━━ Dataset

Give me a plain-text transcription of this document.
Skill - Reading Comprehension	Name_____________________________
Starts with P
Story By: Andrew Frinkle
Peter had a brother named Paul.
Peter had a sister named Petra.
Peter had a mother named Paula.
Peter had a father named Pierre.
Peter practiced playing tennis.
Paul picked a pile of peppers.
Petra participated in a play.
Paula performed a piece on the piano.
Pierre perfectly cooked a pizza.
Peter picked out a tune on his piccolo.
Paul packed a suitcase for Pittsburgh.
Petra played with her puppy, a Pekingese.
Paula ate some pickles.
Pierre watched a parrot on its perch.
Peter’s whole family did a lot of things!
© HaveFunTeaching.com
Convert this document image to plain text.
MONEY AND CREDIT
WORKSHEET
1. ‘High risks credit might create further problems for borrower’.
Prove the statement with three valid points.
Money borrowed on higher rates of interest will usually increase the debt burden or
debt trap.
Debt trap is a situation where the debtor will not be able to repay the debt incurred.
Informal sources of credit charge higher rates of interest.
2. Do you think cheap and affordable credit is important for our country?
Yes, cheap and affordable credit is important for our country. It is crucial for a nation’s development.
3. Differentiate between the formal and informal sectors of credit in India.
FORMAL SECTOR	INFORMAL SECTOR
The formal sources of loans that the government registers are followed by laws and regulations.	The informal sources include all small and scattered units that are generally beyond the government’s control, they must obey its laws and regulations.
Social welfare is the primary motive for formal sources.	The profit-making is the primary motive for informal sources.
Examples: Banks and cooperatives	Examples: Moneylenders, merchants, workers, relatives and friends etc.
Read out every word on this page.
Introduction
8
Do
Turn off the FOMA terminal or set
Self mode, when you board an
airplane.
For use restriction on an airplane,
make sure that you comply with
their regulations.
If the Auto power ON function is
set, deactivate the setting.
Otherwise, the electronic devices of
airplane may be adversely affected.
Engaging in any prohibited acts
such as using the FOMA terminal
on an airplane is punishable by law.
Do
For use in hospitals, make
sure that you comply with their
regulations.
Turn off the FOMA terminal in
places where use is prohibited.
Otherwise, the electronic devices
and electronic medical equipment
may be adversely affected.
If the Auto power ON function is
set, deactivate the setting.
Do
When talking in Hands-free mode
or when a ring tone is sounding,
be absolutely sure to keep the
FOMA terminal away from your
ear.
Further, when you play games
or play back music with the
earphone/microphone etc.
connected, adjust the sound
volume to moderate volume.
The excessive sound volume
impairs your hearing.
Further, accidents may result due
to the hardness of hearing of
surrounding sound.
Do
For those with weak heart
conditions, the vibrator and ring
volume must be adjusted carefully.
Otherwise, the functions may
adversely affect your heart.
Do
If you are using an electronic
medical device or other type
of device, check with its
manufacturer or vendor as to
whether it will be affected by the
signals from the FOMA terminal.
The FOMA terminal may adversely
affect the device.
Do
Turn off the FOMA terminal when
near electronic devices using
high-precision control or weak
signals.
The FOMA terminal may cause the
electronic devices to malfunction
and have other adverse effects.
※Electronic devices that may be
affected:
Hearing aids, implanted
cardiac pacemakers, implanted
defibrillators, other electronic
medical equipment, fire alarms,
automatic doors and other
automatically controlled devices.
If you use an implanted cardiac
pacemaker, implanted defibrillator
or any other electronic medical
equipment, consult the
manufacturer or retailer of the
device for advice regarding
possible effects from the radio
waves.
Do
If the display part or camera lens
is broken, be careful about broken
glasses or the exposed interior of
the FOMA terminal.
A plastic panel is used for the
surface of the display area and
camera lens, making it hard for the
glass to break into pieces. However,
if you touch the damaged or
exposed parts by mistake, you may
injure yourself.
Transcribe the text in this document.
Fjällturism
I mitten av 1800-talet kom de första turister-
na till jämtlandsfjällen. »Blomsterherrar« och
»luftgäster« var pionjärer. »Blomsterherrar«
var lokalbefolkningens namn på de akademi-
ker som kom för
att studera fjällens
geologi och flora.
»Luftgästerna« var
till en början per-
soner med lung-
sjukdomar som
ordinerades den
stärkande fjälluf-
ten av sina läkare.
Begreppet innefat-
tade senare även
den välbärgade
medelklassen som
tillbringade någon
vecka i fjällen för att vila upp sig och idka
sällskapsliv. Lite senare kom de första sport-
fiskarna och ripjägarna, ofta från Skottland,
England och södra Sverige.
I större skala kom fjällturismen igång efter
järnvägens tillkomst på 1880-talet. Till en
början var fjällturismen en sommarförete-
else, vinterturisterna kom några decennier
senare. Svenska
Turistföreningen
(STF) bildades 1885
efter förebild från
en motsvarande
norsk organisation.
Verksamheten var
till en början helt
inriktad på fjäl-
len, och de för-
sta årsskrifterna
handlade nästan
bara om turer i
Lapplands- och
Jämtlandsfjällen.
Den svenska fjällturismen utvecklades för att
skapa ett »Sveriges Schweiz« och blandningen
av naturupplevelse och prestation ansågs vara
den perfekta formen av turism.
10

━━━━

_Brief_
Output the lines from the line containing "Transcribe the text in this document." to the end, both included; add nothing.

_Complete response_
Transcribe the text in this document.
Fjällturism
I mitten av 1800-talet kom de första turister-
na till jämtlandsfjällen. »Blomsterherrar« och
»luftgäster« var pionjärer. »Blomsterherrar«
var lokalbefolkningens namn på de akademi-
ker som kom för
att studera fjällens
geologi och flora.
»Luftgästerna« var
till en början per-
soner med lung-
sjukdomar som
ordinerades den
stärkande fjälluf-
ten av sina läkare.
Begreppet innefat-
tade senare även
den välbärgade
medelklassen som
tillbringade någon
vecka i fjällen för att vila upp sig och idka
sällskapsliv. Lite senare kom de första sport-
fiskarna och ripjägarna, ofta från Skottland,
England och södra Sverige.
I större skala kom fjällturismen igång efter
järnvägens tillkomst på 1880-talet. Till en
början var fjällturismen en sommarförete-
else, vinterturisterna kom några decennier
senare. Svenska
Turistföreningen
(STF) bildades 1885
efter förebild från
en motsvarande
norsk organisation.
Verksamheten var
till en början helt
inriktad på fjäl-
len, och de för-
sta årsskrifterna
handlade nästan
bara om turer i
Lapplands- och
Jämtlandsfjällen.
Den svenska fjällturismen utvecklades för att
skapa ett »Sveriges Schweiz« och blandningen
av naturupplevelse och prestation ansågs vara
den perfekta formen av turism.
10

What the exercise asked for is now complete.